* **Task prompt**
Pick out and copy every line below that has the word "uprawnionych".

* **Supplied data**
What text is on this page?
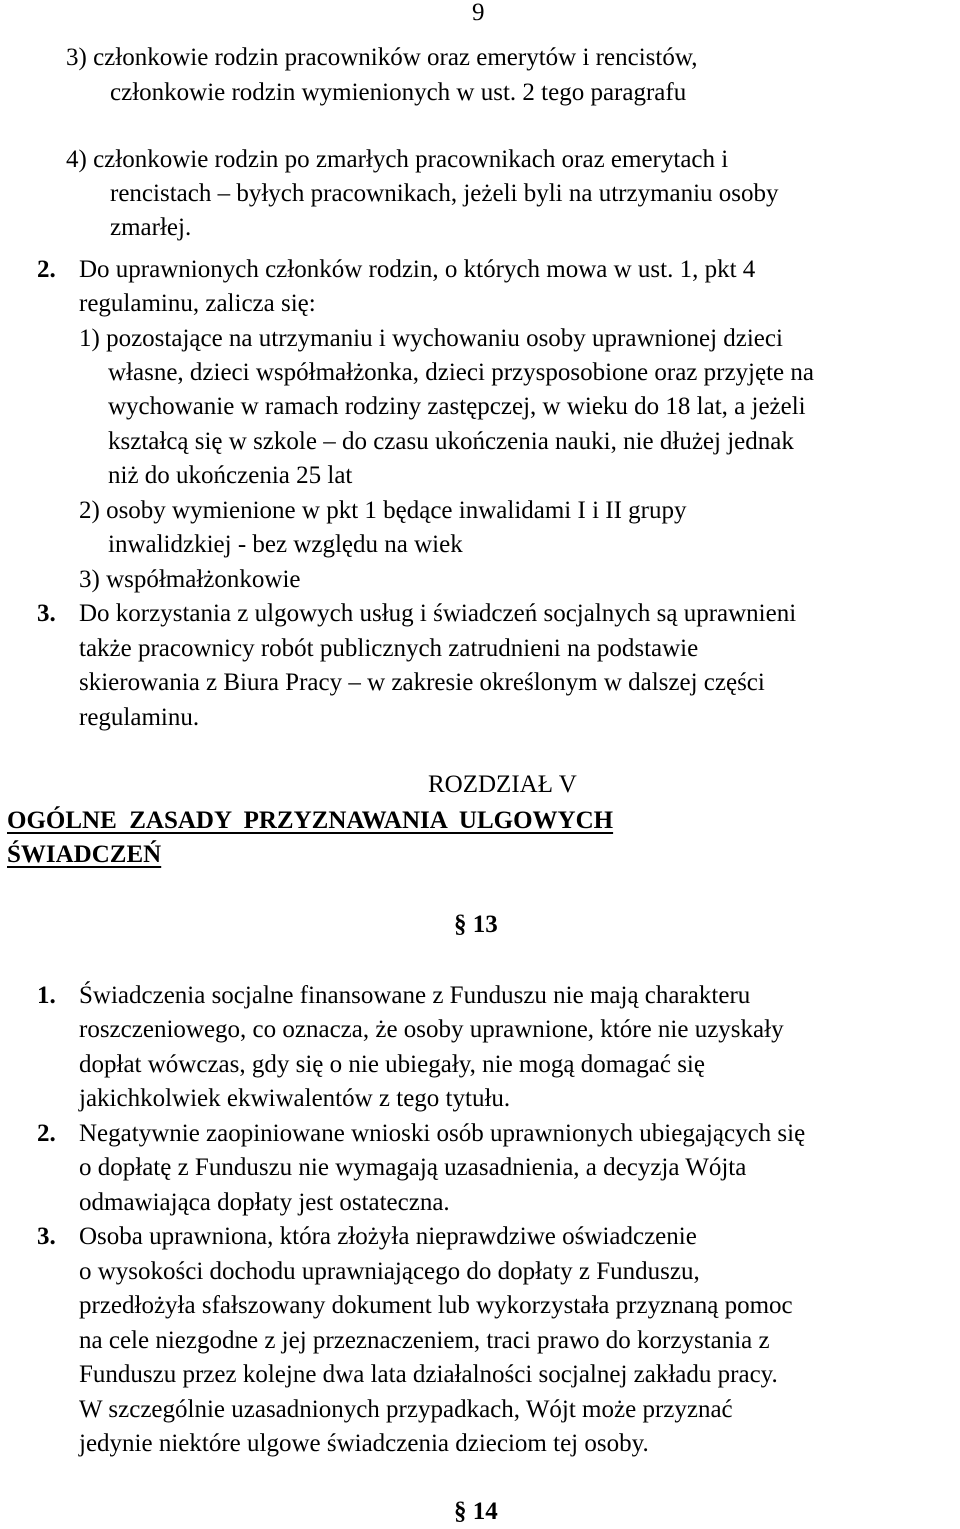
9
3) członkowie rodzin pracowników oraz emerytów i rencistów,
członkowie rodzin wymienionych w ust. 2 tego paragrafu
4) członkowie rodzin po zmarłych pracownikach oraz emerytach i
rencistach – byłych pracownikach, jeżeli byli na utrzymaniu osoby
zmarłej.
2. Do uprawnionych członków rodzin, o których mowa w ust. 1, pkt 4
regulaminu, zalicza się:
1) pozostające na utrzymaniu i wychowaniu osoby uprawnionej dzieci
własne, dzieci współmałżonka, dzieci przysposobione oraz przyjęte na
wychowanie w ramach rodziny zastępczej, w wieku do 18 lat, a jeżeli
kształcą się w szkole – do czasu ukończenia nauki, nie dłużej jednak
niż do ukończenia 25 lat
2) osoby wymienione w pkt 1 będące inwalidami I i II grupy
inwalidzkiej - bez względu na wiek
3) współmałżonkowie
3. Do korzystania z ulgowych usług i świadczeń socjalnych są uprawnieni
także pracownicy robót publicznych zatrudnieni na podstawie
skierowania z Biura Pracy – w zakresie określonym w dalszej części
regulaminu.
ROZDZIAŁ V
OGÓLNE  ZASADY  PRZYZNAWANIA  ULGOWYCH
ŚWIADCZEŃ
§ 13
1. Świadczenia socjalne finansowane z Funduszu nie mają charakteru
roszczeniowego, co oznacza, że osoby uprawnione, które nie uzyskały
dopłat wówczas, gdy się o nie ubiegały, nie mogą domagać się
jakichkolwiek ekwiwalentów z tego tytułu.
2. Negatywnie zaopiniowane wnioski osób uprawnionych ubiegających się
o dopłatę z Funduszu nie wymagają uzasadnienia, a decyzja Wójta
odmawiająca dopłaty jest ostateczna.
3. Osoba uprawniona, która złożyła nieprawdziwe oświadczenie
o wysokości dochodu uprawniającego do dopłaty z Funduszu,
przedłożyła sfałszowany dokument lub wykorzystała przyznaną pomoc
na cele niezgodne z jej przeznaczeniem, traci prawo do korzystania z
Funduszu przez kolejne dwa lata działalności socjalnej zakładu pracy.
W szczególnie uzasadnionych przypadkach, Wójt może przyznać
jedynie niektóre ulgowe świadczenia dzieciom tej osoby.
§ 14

* **Answer for this exercise**
2. Do uprawnionych członków rodzin, o których mowa w ust. 1, pkt 4
2. Negatywnie zaopiniowane wnioski osób uprawnionych ubiegających się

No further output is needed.